### WHAT THIS TASK INVOLVES
Report how many lines of the records below include the word "ylabel". Give nothing but the number.

Figure record listings
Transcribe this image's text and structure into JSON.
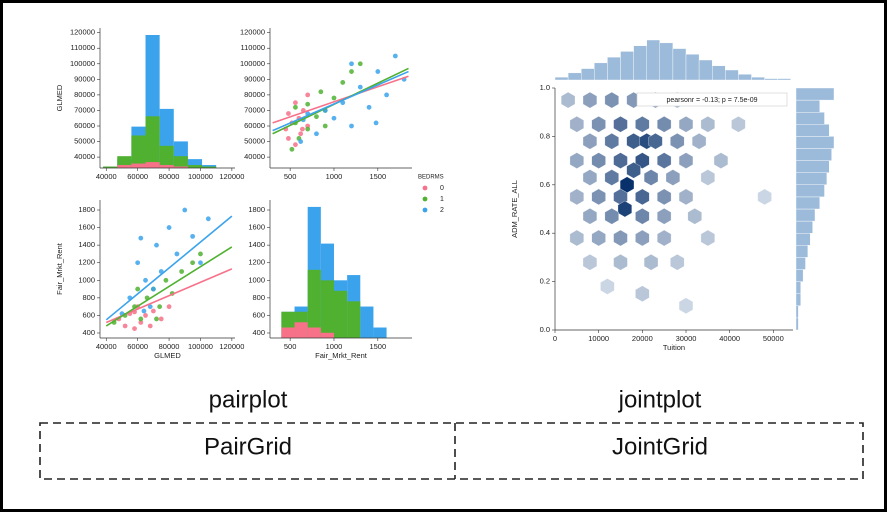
{
  "figures": [
    {
      "caption": "pairplot",
      "grid": "PairGrid"
    },
    {
      "caption": "jointplot",
      "grid": "JointGrid"
    }
  ],
  "chart_data": [
    {
      "type": "histogram",
      "ylabel": "GLMED",
      "bins": [
        38000,
        47000,
        56000,
        65000,
        74000,
        83000,
        92000,
        101000,
        110000
      ],
      "series": [
        {
          "color": "#f77189",
          "values": [
            0,
            2,
            3,
            4,
            2,
            1,
            0,
            0
          ]
        },
        {
          "color": "#50b131",
          "values": [
            1,
            8,
            22,
            35,
            15,
            8,
            2,
            1
          ]
        },
        {
          "color": "#3ba3ec",
          "values": [
            1,
            6,
            28,
            90,
            40,
            18,
            6,
            2
          ]
        }
      ],
      "xlim": [
        36000,
        122000
      ],
      "xticks": [
        40000,
        60000,
        80000,
        100000,
        120000
      ],
      "ylim": [
        33000,
        123000
      ],
      "yticks": [
        40000,
        50000,
        60000,
        70000,
        80000,
        90000,
        100000,
        110000,
        120000
      ]
    },
    {
      "type": "scatter",
      "legend_title": "BEDRMS",
      "series": [
        {
          "name": "0",
          "color": "#f77189",
          "x": [
            560,
            480,
            620,
            450,
            700,
            520,
            600,
            480,
            650,
            560,
            700,
            640
          ],
          "values": [
            48000,
            52000,
            55000,
            58000,
            60000,
            62000,
            65000,
            68000,
            70000,
            75000,
            80000,
            58000
          ],
          "fit_x": [
            300,
            1850
          ],
          "fit_y": [
            62000,
            92000
          ]
        },
        {
          "name": "1",
          "color": "#50b131",
          "x": [
            520,
            600,
            700,
            560,
            800,
            900,
            700,
            1000,
            850,
            1100,
            1200,
            1300,
            560,
            900
          ],
          "values": [
            45000,
            52000,
            58000,
            62000,
            66000,
            70000,
            74000,
            78000,
            82000,
            88000,
            95000,
            100000,
            72000,
            60000
          ],
          "fit_x": [
            300,
            1850
          ],
          "fit_y": [
            55000,
            97000
          ]
        },
        {
          "name": "2",
          "color": "#3ba3ec",
          "x": [
            620,
            800,
            1200,
            1480,
            1000,
            700,
            1400,
            1100,
            1600,
            1300,
            1800,
            1500,
            1200,
            1700,
            900,
            650
          ],
          "values": [
            50000,
            55000,
            60000,
            62000,
            65000,
            68000,
            72000,
            75000,
            80000,
            85000,
            90000,
            95000,
            100000,
            105000,
            70000,
            64000
          ],
          "fit_x": [
            300,
            1850
          ],
          "fit_y": [
            57000,
            95000
          ]
        }
      ],
      "xlim": [
        270,
        1890
      ],
      "xticks": [
        500,
        1000,
        1500
      ],
      "ylim": [
        33000,
        123000
      ],
      "yticks": [
        40000,
        50000,
        60000,
        70000,
        80000,
        90000,
        100000,
        110000,
        120000
      ]
    },
    {
      "type": "scatter",
      "xlabel": "GLMED",
      "ylabel": "Fair_Mrkt_Rent",
      "series": [
        {
          "color": "#f77189",
          "x": [
            48000,
            52000,
            55000,
            58000,
            60000,
            62000,
            65000,
            68000,
            70000,
            75000,
            80000,
            58000
          ],
          "values": [
            560,
            480,
            620,
            450,
            700,
            520,
            600,
            480,
            650,
            560,
            700,
            640
          ],
          "fit_x": [
            40000,
            120000
          ],
          "fit_y": [
            520,
            1130
          ]
        },
        {
          "color": "#50b131",
          "x": [
            45000,
            52000,
            58000,
            62000,
            66000,
            70000,
            74000,
            78000,
            82000,
            88000,
            95000,
            100000,
            72000,
            60000
          ],
          "values": [
            520,
            600,
            700,
            560,
            800,
            900,
            700,
            1000,
            850,
            1100,
            1200,
            1300,
            560,
            900
          ],
          "fit_x": [
            40000,
            120000
          ],
          "fit_y": [
            480,
            1380
          ]
        },
        {
          "color": "#3ba3ec",
          "x": [
            50000,
            55000,
            60000,
            62000,
            65000,
            68000,
            72000,
            75000,
            80000,
            85000,
            90000,
            95000,
            100000,
            105000,
            70000,
            64000
          ],
          "values": [
            620,
            800,
            1200,
            1480,
            1000,
            700,
            1400,
            1100,
            1600,
            1300,
            1800,
            1500,
            1200,
            1700,
            900,
            650
          ],
          "fit_x": [
            40000,
            120000
          ],
          "fit_y": [
            550,
            1730
          ]
        }
      ],
      "xlim": [
        36000,
        122000
      ],
      "xticks": [
        40000,
        60000,
        80000,
        100000,
        120000
      ],
      "ylim": [
        343,
        1914
      ],
      "yticks": [
        400,
        600,
        800,
        1000,
        1200,
        1400,
        1600,
        1800
      ]
    },
    {
      "type": "histogram",
      "xlabel": "Fair_Mrkt_Rent",
      "bins": [
        400,
        550,
        700,
        850,
        1000,
        1150,
        1300,
        1450,
        1600
      ],
      "series": [
        {
          "color": "#f77189",
          "values": [
            4,
            6,
            4,
            2,
            0,
            0,
            0,
            0
          ]
        },
        {
          "color": "#50b131",
          "values": [
            10,
            10,
            26,
            22,
            18,
            14,
            0,
            0
          ]
        },
        {
          "color": "#3ba3ec",
          "values": [
            10,
            12,
            50,
            36,
            22,
            24,
            12,
            4
          ]
        }
      ],
      "xlim": [
        270,
        1890
      ],
      "xticks": [
        500,
        1000,
        1500
      ],
      "ylim": [
        343,
        1914
      ],
      "yticks": [
        400,
        600,
        800,
        1000,
        1200,
        1400,
        1600,
        1800
      ]
    },
    {
      "type": "hexbin",
      "xlabel": "Tuition",
      "ylabel": "ADM_RATE_ALL",
      "annotation": "pearsonr = -0.13; p = 7.5e-09",
      "color": "#3a78b5",
      "x": [
        3000,
        8000,
        13000,
        18000,
        23000,
        28000,
        5000,
        10000,
        15000,
        20000,
        25000,
        30000,
        35000,
        42000,
        8000,
        13000,
        18000,
        21000,
        23000,
        28000,
        33000,
        5000,
        10000,
        15000,
        20000,
        25000,
        30000,
        38000,
        8000,
        13000,
        16500,
        18000,
        22000,
        27000,
        35000,
        5000,
        10000,
        15000,
        20000,
        25000,
        30000,
        48000,
        16000,
        8000,
        13000,
        20000,
        25000,
        32000,
        5000,
        10000,
        15000,
        20000,
        25000,
        35000,
        8000,
        15000,
        22000,
        28000,
        12000,
        20000,
        30000
      ],
      "y": [
        0.95,
        0.95,
        0.95,
        0.95,
        0.95,
        0.95,
        0.85,
        0.85,
        0.85,
        0.85,
        0.85,
        0.85,
        0.85,
        0.85,
        0.78,
        0.78,
        0.78,
        0.78,
        0.78,
        0.78,
        0.78,
        0.7,
        0.7,
        0.7,
        0.7,
        0.7,
        0.7,
        0.7,
        0.63,
        0.63,
        0.6,
        0.66,
        0.63,
        0.63,
        0.63,
        0.55,
        0.55,
        0.55,
        0.55,
        0.55,
        0.55,
        0.55,
        0.5,
        0.47,
        0.47,
        0.47,
        0.47,
        0.47,
        0.38,
        0.38,
        0.38,
        0.38,
        0.38,
        0.38,
        0.28,
        0.28,
        0.28,
        0.28,
        0.18,
        0.15,
        0.1
      ],
      "values": [
        3,
        6,
        8,
        7,
        5,
        3,
        4,
        8,
        14,
        12,
        9,
        5,
        3,
        2,
        6,
        12,
        18,
        22,
        16,
        8,
        4,
        5,
        9,
        15,
        20,
        13,
        6,
        3,
        5,
        12,
        30,
        18,
        10,
        6,
        2,
        4,
        8,
        14,
        16,
        8,
        4,
        1,
        25,
        5,
        9,
        10,
        6,
        3,
        3,
        5,
        7,
        6,
        4,
        2,
        2,
        3,
        3,
        2,
        1,
        2,
        1
      ],
      "marginal_x": {
        "bins": [
          0,
          3000,
          6000,
          9000,
          12000,
          15000,
          18000,
          21000,
          24000,
          27000,
          30000,
          33000,
          36000,
          39000,
          42000,
          45000,
          48000,
          51000,
          54000
        ],
        "values": [
          2,
          5,
          8,
          12,
          16,
          20,
          24,
          28,
          26,
          22,
          18,
          14,
          10,
          7,
          4,
          2,
          1,
          1
        ]
      },
      "marginal_y": {
        "bins": [
          0,
          0.05,
          0.1,
          0.15,
          0.2,
          0.25,
          0.3,
          0.35,
          0.4,
          0.45,
          0.5,
          0.55,
          0.6,
          0.65,
          0.7,
          0.75,
          0.8,
          0.85,
          0.9,
          0.95,
          1
        ],
        "values": [
          1,
          1,
          2,
          2,
          3,
          4,
          5,
          6,
          7,
          8,
          10,
          12,
          13,
          14,
          15,
          16,
          14,
          12,
          10,
          16
        ]
      },
      "xlim": [
        0,
        54500
      ],
      "xticks": [
        0,
        10000,
        20000,
        30000,
        40000,
        50000
      ],
      "ylim": [
        0,
        1
      ],
      "yticks": [
        {
          "value": 0,
          "label": "0.0"
        },
        {
          "value": 0.2,
          "label": "0.2"
        },
        {
          "value": 0.4,
          "label": "0.4"
        },
        {
          "value": 0.6,
          "label": "0.6"
        },
        {
          "value": 0.8,
          "label": "0.8"
        },
        {
          "value": 1,
          "label": "1.0"
        }
      ]
    }
  ]
}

### COMPLETE OUTPUT
3